* _What this task involves_:
Select, from the data, each line where "text" occurs.

# START OF Supplied information

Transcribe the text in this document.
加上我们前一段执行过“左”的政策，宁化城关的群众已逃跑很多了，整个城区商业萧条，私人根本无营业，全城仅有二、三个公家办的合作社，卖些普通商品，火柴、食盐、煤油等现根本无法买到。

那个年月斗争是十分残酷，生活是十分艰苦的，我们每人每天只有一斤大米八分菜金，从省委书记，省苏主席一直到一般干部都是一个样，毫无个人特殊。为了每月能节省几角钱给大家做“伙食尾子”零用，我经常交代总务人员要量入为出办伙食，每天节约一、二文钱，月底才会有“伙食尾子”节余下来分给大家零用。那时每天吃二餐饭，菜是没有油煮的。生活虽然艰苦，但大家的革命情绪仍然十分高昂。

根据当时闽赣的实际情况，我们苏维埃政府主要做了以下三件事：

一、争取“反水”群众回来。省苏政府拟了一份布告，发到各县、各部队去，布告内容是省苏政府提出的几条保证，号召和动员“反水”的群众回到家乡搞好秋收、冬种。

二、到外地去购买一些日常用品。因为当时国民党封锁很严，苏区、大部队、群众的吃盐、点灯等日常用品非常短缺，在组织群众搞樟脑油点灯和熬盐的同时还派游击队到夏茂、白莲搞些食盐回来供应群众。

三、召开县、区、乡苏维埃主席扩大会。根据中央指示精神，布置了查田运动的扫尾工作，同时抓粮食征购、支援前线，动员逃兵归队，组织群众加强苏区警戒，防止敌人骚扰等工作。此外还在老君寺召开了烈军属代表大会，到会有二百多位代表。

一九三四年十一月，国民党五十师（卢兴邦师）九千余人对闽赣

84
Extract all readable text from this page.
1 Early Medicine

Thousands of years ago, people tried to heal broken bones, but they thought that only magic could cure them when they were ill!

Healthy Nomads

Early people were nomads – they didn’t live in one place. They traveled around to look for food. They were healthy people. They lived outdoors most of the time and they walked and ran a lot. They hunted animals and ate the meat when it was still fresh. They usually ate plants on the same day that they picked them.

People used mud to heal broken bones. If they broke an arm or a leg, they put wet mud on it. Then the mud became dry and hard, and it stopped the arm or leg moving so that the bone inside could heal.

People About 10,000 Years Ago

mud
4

# END OF Supplied information

* _Finished exercise_:
Transcribe the text in this document.
Extract all readable text from this page.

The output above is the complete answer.